#### Work to be completed
Using the listing below, report all lines holding the word "ylabel".
"""
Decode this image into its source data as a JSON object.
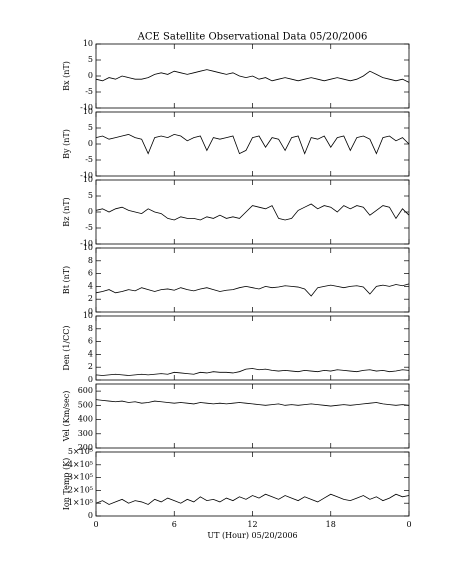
{
  "chart_data": [
    {
      "type": "line",
      "title": "ACE Satellite Observational Data   05/20/2006",
      "ylabel": "Bx (nT)",
      "color": "#000000",
      "xlim": [
        0,
        24
      ],
      "ylim": [
        -10,
        10
      ],
      "yticks": [
        -10,
        -5,
        0,
        5,
        10
      ],
      "x": [
        0,
        0.5,
        1,
        1.5,
        2,
        2.5,
        3,
        3.5,
        4,
        4.5,
        5,
        5.5,
        6,
        6.5,
        7,
        7.5,
        8,
        8.5,
        9,
        9.5,
        10,
        10.5,
        11,
        11.5,
        12,
        12.5,
        13,
        13.5,
        14,
        14.5,
        15,
        15.5,
        16,
        16.5,
        17,
        17.5,
        18,
        18.5,
        19,
        19.5,
        20,
        20.5,
        21,
        21.5,
        22,
        22.5,
        23,
        23.5,
        24
      ],
      "values": [
        -1,
        -1.5,
        -0.5,
        -1,
        0,
        -0.5,
        -1,
        -1,
        -0.5,
        0.5,
        1,
        0.5,
        1.5,
        1,
        0.5,
        1,
        1.5,
        2,
        1.5,
        1,
        0.5,
        1,
        0,
        -0.5,
        0,
        -1,
        -0.5,
        -1.5,
        -1,
        -0.5,
        -1,
        -1.5,
        -1,
        -0.5,
        -1,
        -1.5,
        -1,
        -0.5,
        -1,
        -1.5,
        -1,
        0,
        1.5,
        0.5,
        -0.5,
        -1,
        -1.5,
        -1,
        -2
      ]
    },
    {
      "type": "line",
      "ylabel": "By (nT)",
      "color": "#000000",
      "xlim": [
        0,
        24
      ],
      "ylim": [
        -10,
        10
      ],
      "yticks": [
        -10,
        -5,
        0,
        5,
        10
      ],
      "x": [
        0,
        0.5,
        1,
        1.5,
        2,
        2.5,
        3,
        3.5,
        4,
        4.5,
        5,
        5.5,
        6,
        6.5,
        7,
        7.5,
        8,
        8.5,
        9,
        9.5,
        10,
        10.5,
        11,
        11.5,
        12,
        12.5,
        13,
        13.5,
        14,
        14.5,
        15,
        15.5,
        16,
        16.5,
        17,
        17.5,
        18,
        18.5,
        19,
        19.5,
        20,
        20.5,
        21,
        21.5,
        22,
        22.5,
        23,
        23.5,
        24
      ],
      "values": [
        2,
        2.5,
        1.5,
        2,
        2.5,
        3,
        2,
        1.5,
        -3,
        2,
        2.5,
        2,
        3,
        2.5,
        1,
        2,
        2.5,
        -2,
        2,
        1.5,
        2,
        2.5,
        -3,
        -2,
        2,
        2.5,
        -1,
        2,
        1.5,
        -2,
        2,
        2.5,
        -3,
        2,
        1.5,
        2.5,
        -1,
        2,
        2.5,
        -2,
        2,
        2.5,
        1.5,
        -3,
        2,
        2.5,
        1,
        2,
        0
      ]
    },
    {
      "type": "line",
      "ylabel": "Bz (nT)",
      "color": "#000000",
      "xlim": [
        0,
        24
      ],
      "ylim": [
        -10,
        10
      ],
      "yticks": [
        -10,
        -5,
        0,
        5,
        10
      ],
      "x": [
        0,
        0.5,
        1,
        1.5,
        2,
        2.5,
        3,
        3.5,
        4,
        4.5,
        5,
        5.5,
        6,
        6.5,
        7,
        7.5,
        8,
        8.5,
        9,
        9.5,
        10,
        10.5,
        11,
        11.5,
        12,
        12.5,
        13,
        13.5,
        14,
        14.5,
        15,
        15.5,
        16,
        16.5,
        17,
        17.5,
        18,
        18.5,
        19,
        19.5,
        20,
        20.5,
        21,
        21.5,
        22,
        22.5,
        23,
        23.5,
        24
      ],
      "values": [
        0.5,
        1,
        0,
        1,
        1.5,
        0.5,
        0,
        -0.5,
        1,
        0,
        -0.5,
        -2,
        -2.5,
        -1.5,
        -2,
        -2,
        -2.5,
        -1.5,
        -2,
        -1,
        -2,
        -1.5,
        -2,
        0,
        2,
        1.5,
        1,
        2,
        -2,
        -2.5,
        -2,
        0.5,
        1.5,
        2.5,
        1,
        2,
        1.5,
        0,
        2,
        1,
        2,
        1.5,
        -1,
        0.5,
        2,
        1.5,
        -2,
        1,
        -1
      ]
    },
    {
      "type": "line",
      "ylabel": "Bt (nT)",
      "color": "#000000",
      "xlim": [
        0,
        24
      ],
      "ylim": [
        0,
        10
      ],
      "yticks": [
        0,
        2,
        4,
        6,
        8,
        10
      ],
      "x": [
        0,
        0.5,
        1,
        1.5,
        2,
        2.5,
        3,
        3.5,
        4,
        4.5,
        5,
        5.5,
        6,
        6.5,
        7,
        7.5,
        8,
        8.5,
        9,
        9.5,
        10,
        10.5,
        11,
        11.5,
        12,
        12.5,
        13,
        13.5,
        14,
        14.5,
        15,
        15.5,
        16,
        16.5,
        17,
        17.5,
        18,
        18.5,
        19,
        19.5,
        20,
        20.5,
        21,
        21.5,
        22,
        22.5,
        23,
        23.5,
        24
      ],
      "values": [
        3,
        3.2,
        3.5,
        3,
        3.2,
        3.5,
        3.3,
        3.8,
        3.5,
        3.2,
        3.5,
        3.6,
        3.4,
        3.8,
        3.5,
        3.3,
        3.6,
        3.8,
        3.5,
        3.2,
        3.4,
        3.5,
        3.8,
        4,
        3.8,
        3.6,
        4,
        3.8,
        3.9,
        4.1,
        4,
        3.9,
        3.6,
        2.5,
        3.8,
        4,
        4.2,
        4,
        3.8,
        4,
        4.1,
        3.9,
        2.8,
        4,
        4.2,
        4,
        4.3,
        4.1,
        4.4
      ]
    },
    {
      "type": "line",
      "ylabel": "Den (1/CC)",
      "color": "#000000",
      "xlim": [
        0,
        24
      ],
      "ylim": [
        0,
        10
      ],
      "yticks": [
        0,
        2,
        4,
        6,
        8,
        10
      ],
      "x": [
        0,
        0.5,
        1,
        1.5,
        2,
        2.5,
        3,
        3.5,
        4,
        4.5,
        5,
        5.5,
        6,
        6.5,
        7,
        7.5,
        8,
        8.5,
        9,
        9.5,
        10,
        10.5,
        11,
        11.5,
        12,
        12.5,
        13,
        13.5,
        14,
        14.5,
        15,
        15.5,
        16,
        16.5,
        17,
        17.5,
        18,
        18.5,
        19,
        19.5,
        20,
        20.5,
        21,
        21.5,
        22,
        22.5,
        23,
        23.5,
        24
      ],
      "values": [
        0.8,
        0.7,
        0.8,
        0.9,
        0.8,
        0.7,
        0.8,
        0.9,
        0.8,
        0.9,
        1,
        0.9,
        1.2,
        1.1,
        1,
        0.9,
        1.2,
        1.1,
        1.3,
        1.2,
        1.2,
        1.1,
        1.3,
        1.7,
        1.8,
        1.6,
        1.7,
        1.5,
        1.4,
        1.5,
        1.4,
        1.3,
        1.5,
        1.4,
        1.3,
        1.5,
        1.4,
        1.6,
        1.5,
        1.4,
        1.3,
        1.5,
        1.6,
        1.4,
        1.5,
        1.3,
        1.4,
        1.6,
        1.5
      ]
    },
    {
      "type": "line",
      "ylabel": "Vel (Km/sec)",
      "color": "#000000",
      "xlim": [
        0,
        24
      ],
      "ylim": [
        200,
        650
      ],
      "yticks": [
        200,
        300,
        400,
        500,
        600
      ],
      "x": [
        0,
        0.5,
        1,
        1.5,
        2,
        2.5,
        3,
        3.5,
        4,
        4.5,
        5,
        5.5,
        6,
        6.5,
        7,
        7.5,
        8,
        8.5,
        9,
        9.5,
        10,
        10.5,
        11,
        11.5,
        12,
        12.5,
        13,
        13.5,
        14,
        14.5,
        15,
        15.5,
        16,
        16.5,
        17,
        17.5,
        18,
        18.5,
        19,
        19.5,
        20,
        20.5,
        21,
        21.5,
        22,
        22.5,
        23,
        23.5,
        24
      ],
      "values": [
        540,
        535,
        530,
        525,
        530,
        520,
        525,
        515,
        520,
        530,
        525,
        520,
        515,
        520,
        515,
        510,
        520,
        515,
        510,
        515,
        510,
        515,
        520,
        515,
        510,
        505,
        500,
        505,
        510,
        500,
        505,
        500,
        505,
        510,
        505,
        500,
        495,
        500,
        505,
        500,
        505,
        510,
        515,
        520,
        510,
        505,
        500,
        505,
        500
      ]
    },
    {
      "type": "line",
      "ylabel": "Ion Temp (K)",
      "xlabel": "UT (Hour)   05/20/2006",
      "color": "#000000",
      "xlim": [
        0,
        24
      ],
      "xticks": [
        0,
        6,
        12,
        18,
        {
          "value": 24,
          "label": "0"
        }
      ],
      "ylim": [
        0,
        500000
      ],
      "yticks": [
        0,
        {
          "value": 100000,
          "label": "1×10⁵"
        },
        {
          "value": 200000,
          "label": "2×10⁵"
        },
        {
          "value": 300000,
          "label": "3×10⁵"
        },
        {
          "value": 400000,
          "label": "4×10⁵"
        },
        {
          "value": 500000,
          "label": "5×10⁵"
        }
      ],
      "x": [
        0,
        0.5,
        1,
        1.5,
        2,
        2.5,
        3,
        3.5,
        4,
        4.5,
        5,
        5.5,
        6,
        6.5,
        7,
        7.5,
        8,
        8.5,
        9,
        9.5,
        10,
        10.5,
        11,
        11.5,
        12,
        12.5,
        13,
        13.5,
        14,
        14.5,
        15,
        15.5,
        16,
        16.5,
        17,
        17.5,
        18,
        18.5,
        19,
        19.5,
        20,
        20.5,
        21,
        21.5,
        22,
        22.5,
        23,
        23.5,
        24
      ],
      "values": [
        100000,
        120000,
        90000,
        110000,
        130000,
        100000,
        120000,
        110000,
        90000,
        130000,
        110000,
        140000,
        120000,
        100000,
        130000,
        110000,
        150000,
        120000,
        130000,
        110000,
        140000,
        120000,
        150000,
        130000,
        160000,
        140000,
        170000,
        150000,
        130000,
        160000,
        140000,
        120000,
        150000,
        130000,
        110000,
        140000,
        170000,
        150000,
        130000,
        120000,
        140000,
        160000,
        130000,
        150000,
        120000,
        140000,
        170000,
        150000,
        160000
      ]
    }
  ]
}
"""
#### Written solution
      "ylabel": "Bx (nT)",
      "ylabel": "By (nT)",
      "ylabel": "Bz (nT)",
      "ylabel": "Bt (nT)",
      "ylabel": "Den (1/CC)",
      "ylabel": "Vel (Km/sec)",
      "ylabel": "Ion Temp (K)",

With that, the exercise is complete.